*Your instructions*. Below are records to be output exactly, every one of them.

[Collected data entries]
▶

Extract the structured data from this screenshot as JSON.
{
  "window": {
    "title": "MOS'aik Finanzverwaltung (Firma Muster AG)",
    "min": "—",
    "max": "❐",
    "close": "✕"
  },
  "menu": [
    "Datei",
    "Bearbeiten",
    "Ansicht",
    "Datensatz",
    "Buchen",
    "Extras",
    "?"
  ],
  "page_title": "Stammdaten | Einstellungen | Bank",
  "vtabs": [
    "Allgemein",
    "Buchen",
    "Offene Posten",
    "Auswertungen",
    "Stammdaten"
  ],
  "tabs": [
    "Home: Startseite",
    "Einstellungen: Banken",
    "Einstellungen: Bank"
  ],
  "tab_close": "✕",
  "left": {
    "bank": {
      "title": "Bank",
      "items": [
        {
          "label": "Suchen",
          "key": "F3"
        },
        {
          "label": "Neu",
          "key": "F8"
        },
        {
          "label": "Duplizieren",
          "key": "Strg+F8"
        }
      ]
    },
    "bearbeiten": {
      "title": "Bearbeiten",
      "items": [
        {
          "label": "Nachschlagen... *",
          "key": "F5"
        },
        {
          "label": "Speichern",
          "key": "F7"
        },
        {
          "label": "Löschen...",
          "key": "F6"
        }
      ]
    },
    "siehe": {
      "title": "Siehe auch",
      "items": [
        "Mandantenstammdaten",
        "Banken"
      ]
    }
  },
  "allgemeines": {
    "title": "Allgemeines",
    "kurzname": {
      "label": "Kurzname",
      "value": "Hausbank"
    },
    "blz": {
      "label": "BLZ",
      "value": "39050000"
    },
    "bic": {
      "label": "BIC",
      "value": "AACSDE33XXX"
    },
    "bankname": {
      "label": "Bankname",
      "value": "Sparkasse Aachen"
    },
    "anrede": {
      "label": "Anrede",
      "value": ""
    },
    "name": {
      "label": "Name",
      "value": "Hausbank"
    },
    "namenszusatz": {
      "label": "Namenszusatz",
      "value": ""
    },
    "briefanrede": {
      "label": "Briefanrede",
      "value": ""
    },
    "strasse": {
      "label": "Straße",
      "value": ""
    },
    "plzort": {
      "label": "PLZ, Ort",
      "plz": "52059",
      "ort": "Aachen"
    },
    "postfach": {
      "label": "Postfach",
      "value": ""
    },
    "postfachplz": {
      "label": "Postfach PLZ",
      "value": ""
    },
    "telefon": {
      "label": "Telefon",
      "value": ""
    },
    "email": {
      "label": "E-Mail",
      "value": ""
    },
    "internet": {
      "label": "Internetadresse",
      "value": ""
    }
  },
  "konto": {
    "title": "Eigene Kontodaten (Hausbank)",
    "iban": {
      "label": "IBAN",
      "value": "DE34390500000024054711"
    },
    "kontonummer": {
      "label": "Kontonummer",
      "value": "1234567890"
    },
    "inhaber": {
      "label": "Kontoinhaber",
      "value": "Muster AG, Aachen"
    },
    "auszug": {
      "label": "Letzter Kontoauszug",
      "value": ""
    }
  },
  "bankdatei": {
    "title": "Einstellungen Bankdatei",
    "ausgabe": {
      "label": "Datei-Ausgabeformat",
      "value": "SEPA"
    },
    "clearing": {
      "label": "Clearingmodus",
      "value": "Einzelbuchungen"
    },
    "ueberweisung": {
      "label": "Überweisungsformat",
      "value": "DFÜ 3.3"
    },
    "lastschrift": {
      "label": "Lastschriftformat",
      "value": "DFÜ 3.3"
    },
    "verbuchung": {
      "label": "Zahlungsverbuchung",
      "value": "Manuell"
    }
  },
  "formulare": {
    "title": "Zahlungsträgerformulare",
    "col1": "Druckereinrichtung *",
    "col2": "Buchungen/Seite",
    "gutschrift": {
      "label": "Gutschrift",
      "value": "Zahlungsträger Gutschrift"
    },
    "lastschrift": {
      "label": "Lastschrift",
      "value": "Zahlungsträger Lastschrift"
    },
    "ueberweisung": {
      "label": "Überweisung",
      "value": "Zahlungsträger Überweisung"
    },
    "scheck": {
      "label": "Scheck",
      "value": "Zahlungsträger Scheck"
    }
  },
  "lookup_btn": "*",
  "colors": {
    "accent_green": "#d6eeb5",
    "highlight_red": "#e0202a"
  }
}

◀

*The reply*.
Extract the structured data from this screenshot as JSON.
{
  "window": {
    "title": "MOS'aik Finanzverwaltung (Firma Muster AG)",
    "min": "—",
    "max": "❐",
    "close": "✕"
  },
  "menu": [
    "Datei",
    "Bearbeiten",
    "Ansicht",
    "Datensatz",
    "Buchen",
    "Extras",
    "?"
  ],
  "page_title": "Stammdaten | Einstellungen | Bank",
  "vtabs": [
    "Allgemein",
    "Buchen",
    "Offene Posten",
    "Auswertungen",
    "Stammdaten"
  ],
  "tabs": [
    "Home: Startseite",
    "Einstellungen: Banken",
    "Einstellungen: Bank"
  ],
  "tab_close": "✕",
  "left": {
    "bank": {
      "title": "Bank",
      "items": [
        {
          "label": "Suchen",
          "key": "F3"
        },
        {
          "label": "Neu",
          "key": "F8"
        },
        {
          "label": "Duplizieren",
          "key": "Strg+F8"
        }
      ]
    },
    "bearbeiten": {
      "title": "Bearbeiten",
      "items": [
        {
          "label": "Nachschlagen... *",
          "key": "F5"
        },
        {
          "label": "Speichern",
          "key": "F7"
        },
        {
          "label": "Löschen...",
          "key": "F6"
        }
      ]
    },
    "siehe": {
      "title": "Siehe auch",
      "items": [
        "Mandantenstammdaten",
        "Banken"
      ]
    }
  },
  "allgemeines": {
    "title": "Allgemeines",
    "kurzname": {
      "label": "Kurzname",
      "value": "Hausbank"
    },
    "blz": {
      "label": "BLZ",
      "value": "39050000"
    },
    "bic": {
      "label": "BIC",
      "value": "AACSDE33XXX"
    },
    "bankname": {
      "label": "Bankname",
      "value": "Sparkasse Aachen"
    },
    "anrede": {
      "label": "Anrede",
      "value": ""
    },
    "name": {
      "label": "Name",
      "value": "Hausbank"
    },
    "namenszusatz": {
      "label": "Namenszusatz",
      "value": ""
    },
    "briefanrede": {
      "label": "Briefanrede",
      "value": ""
    },
    "strasse": {
      "label": "Straße",
      "value": ""
    },
    "plzort": {
      "label": "PLZ, Ort",
      "plz": "52059",
      "ort": "Aachen"
    },
    "postfach": {
      "label": "Postfach",
      "value": ""
    },
    "postfachplz": {
      "label": "Postfach PLZ",
      "value": ""
    },
    "telefon": {
      "label": "Telefon",
      "value": ""
    },
    "email": {
      "label": "E-Mail",
      "value": ""
    },
    "internet": {
      "label": "Internetadresse",
      "value": ""
    }
  },
  "konto": {
    "title": "Eigene Kontodaten (Hausbank)",
    "iban": {
      "label": "IBAN",
      "value": "DE34390500000024054711"
    },
    "kontonummer": {
      "label": "Kontonummer",
      "value": "1234567890"
    },
    "inhaber": {
      "label": "Kontoinhaber",
      "value": "Muster AG, Aachen"
    },
    "auszug": {
      "label": "Letzter Kontoauszug",
      "value": ""
    }
  },
  "bankdatei": {
    "title": "Einstellungen Bankdatei",
    "ausgabe": {
      "label": "Datei-Ausgabeformat",
      "value": "SEPA"
    },
    "clearing": {
      "label": "Clearingmodus",
      "value": "Einzelbuchungen"
    },
    "ueberweisung": {
      "label": "Überweisungsformat",
      "value": "DFÜ 3.3"
    },
    "lastschrift": {
      "label": "Lastschriftformat",
      "value": "DFÜ 3.3"
    },
    "verbuchung": {
      "label": "Zahlungsverbuchung",
      "value": "Manuell"
    }
  },
  "formulare": {
    "title": "Zahlungsträgerformulare",
    "col1": "Druckereinrichtung *",
    "col2": "Buchungen/Seite",
    "gutschrift": {
      "label": "Gutschrift",
      "value": "Zahlungsträger Gutschrift"
    },
    "lastschrift": {
      "label": "Lastschrift",
      "value": "Zahlungsträger Lastschrift"
    },
    "ueberweisung": {
      "label": "Überweisung",
      "value": "Zahlungsträger Überweisung"
    },
    "scheck": {
      "label": "Scheck",
      "value": "Zahlungsträger Scheck"
    }
  },
  "lookup_btn": "*",
  "colors": {
    "accent_green": "#d6eeb5",
    "highlight_red": "#e0202a"
  }
}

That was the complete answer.